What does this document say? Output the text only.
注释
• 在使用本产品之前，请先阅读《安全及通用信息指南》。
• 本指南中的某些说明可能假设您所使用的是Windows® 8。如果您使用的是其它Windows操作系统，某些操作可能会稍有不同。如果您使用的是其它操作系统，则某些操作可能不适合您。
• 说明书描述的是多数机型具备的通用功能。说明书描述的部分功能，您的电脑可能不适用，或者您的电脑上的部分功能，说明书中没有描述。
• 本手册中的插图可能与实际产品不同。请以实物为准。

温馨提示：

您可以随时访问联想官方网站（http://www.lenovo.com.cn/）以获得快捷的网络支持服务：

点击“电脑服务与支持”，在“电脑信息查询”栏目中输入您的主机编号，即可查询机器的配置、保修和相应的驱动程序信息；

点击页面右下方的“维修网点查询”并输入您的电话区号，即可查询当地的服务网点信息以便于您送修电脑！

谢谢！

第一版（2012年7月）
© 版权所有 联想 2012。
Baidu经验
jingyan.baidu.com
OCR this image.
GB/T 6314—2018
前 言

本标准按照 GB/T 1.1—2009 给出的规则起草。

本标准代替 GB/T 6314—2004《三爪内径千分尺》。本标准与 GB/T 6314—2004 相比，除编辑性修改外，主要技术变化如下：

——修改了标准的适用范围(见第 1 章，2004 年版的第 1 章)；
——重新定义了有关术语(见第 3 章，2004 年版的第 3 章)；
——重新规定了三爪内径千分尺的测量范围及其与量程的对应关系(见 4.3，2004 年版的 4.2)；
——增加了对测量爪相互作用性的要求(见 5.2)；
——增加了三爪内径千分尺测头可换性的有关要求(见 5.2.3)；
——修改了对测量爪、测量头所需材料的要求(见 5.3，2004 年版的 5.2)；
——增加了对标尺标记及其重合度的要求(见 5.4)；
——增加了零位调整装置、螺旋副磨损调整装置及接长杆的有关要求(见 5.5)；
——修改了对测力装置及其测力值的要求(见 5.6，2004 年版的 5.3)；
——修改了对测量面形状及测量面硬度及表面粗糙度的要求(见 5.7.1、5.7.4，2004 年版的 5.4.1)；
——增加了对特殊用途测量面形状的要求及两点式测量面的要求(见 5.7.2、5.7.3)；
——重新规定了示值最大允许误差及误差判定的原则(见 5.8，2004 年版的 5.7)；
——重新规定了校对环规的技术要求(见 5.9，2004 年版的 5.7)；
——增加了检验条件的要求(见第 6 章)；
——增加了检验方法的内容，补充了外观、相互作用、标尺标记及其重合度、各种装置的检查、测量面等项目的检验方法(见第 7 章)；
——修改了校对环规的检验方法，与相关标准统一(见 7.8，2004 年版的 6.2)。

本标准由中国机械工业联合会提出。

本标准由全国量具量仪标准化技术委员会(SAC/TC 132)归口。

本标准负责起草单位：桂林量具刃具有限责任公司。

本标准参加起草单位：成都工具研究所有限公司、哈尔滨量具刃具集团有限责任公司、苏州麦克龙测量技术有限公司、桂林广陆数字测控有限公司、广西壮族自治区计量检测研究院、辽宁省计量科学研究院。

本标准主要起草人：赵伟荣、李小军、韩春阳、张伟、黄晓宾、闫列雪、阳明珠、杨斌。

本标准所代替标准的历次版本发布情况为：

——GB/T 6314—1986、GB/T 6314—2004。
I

• [SET TASK]:
All of the data shown above must be copied exactly.

• [FINISHED ANSWER]:
What does this document say? Output the text only.
注释
• 在使用本产品之前，请先阅读《安全及通用信息指南》。
• 本指南中的某些说明可能假设您所使用的是Windows® 8。如果您使用的是其它Windows操作系统，某些操作可能会稍有不同。如果您使用的是其它操作系统，则某些操作可能不适合您。
• 说明书描述的是多数机型具备的通用功能。说明书描述的部分功能，您的电脑可能不适用，或者您的电脑上的部分功能，说明书中没有描述。
• 本手册中的插图可能与实际产品不同。请以实物为准。

温馨提示：

您可以随时访问联想官方网站（http://www.lenovo.com.cn/）以获得快捷的网络支持服务：

点击“电脑服务与支持”，在“电脑信息查询”栏目中输入您的主机编号，即可查询机器的配置、保修和相应的驱动程序信息；

点击页面右下方的“维修网点查询”并输入您的电话区号，即可查询当地的服务网点信息以便于您送修电脑！

谢谢！

第一版（2012年7月）
© 版权所有 联想 2012。
Baidu经验
jingyan.baidu.com
OCR this image.
GB/T 6314—2018
前 言

本标准按照 GB/T 1.1—2009 给出的规则起草。

本标准代替 GB/T 6314—2004《三爪内径千分尺》。本标准与 GB/T 6314—2004 相比，除编辑性修改外，主要技术变化如下：

——修改了标准的适用范围(见第 1 章，2004 年版的第 1 章)；
——重新定义了有关术语(见第 3 章，2004 年版的第 3 章)；
——重新规定了三爪内径千分尺的测量范围及其与量程的对应关系(见 4.3，2004 年版的 4.2)；
——增加了对测量爪相互作用性的要求(见 5.2)；
——增加了三爪内径千分尺测头可换性的有关要求(见 5.2.3)；
——修改了对测量爪、测量头所需材料的要求(见 5.3，2004 年版的 5.2)；
——增加了对标尺标记及其重合度的要求(见 5.4)；
——增加了零位调整装置、螺旋副磨损调整装置及接长杆的有关要求(见 5.5)；
——修改了对测力装置及其测力值的要求(见 5.6，2004 年版的 5.3)；
——修改了对测量面形状及测量面硬度及表面粗糙度的要求(见 5.7.1、5.7.4，2004 年版的 5.4.1)；
——增加了对特殊用途测量面形状的要求及两点式测量面的要求(见 5.7.2、5.7.3)；
——重新规定了示值最大允许误差及误差判定的原则(见 5.8，2004 年版的 5.7)；
——重新规定了校对环规的技术要求(见 5.9，2004 年版的 5.7)；
——增加了检验条件的要求(见第 6 章)；
——增加了检验方法的内容，补充了外观、相互作用、标尺标记及其重合度、各种装置的检查、测量面等项目的检验方法(见第 7 章)；
——修改了校对环规的检验方法，与相关标准统一(见 7.8，2004 年版的 6.2)。

本标准由中国机械工业联合会提出。

本标准由全国量具量仪标准化技术委员会(SAC/TC 132)归口。

本标准负责起草单位：桂林量具刃具有限责任公司。

本标准参加起草单位：成都工具研究所有限公司、哈尔滨量具刃具集团有限责任公司、苏州麦克龙测量技术有限公司、桂林广陆数字测控有限公司、广西壮族自治区计量检测研究院、辽宁省计量科学研究院。

本标准主要起草人：赵伟荣、李小军、韩春阳、张伟、黄晓宾、闫列雪、阳明珠、杨斌。

本标准所代替标准的历次版本发布情况为：

——GB/T 6314—1986、GB/T 6314—2004。
I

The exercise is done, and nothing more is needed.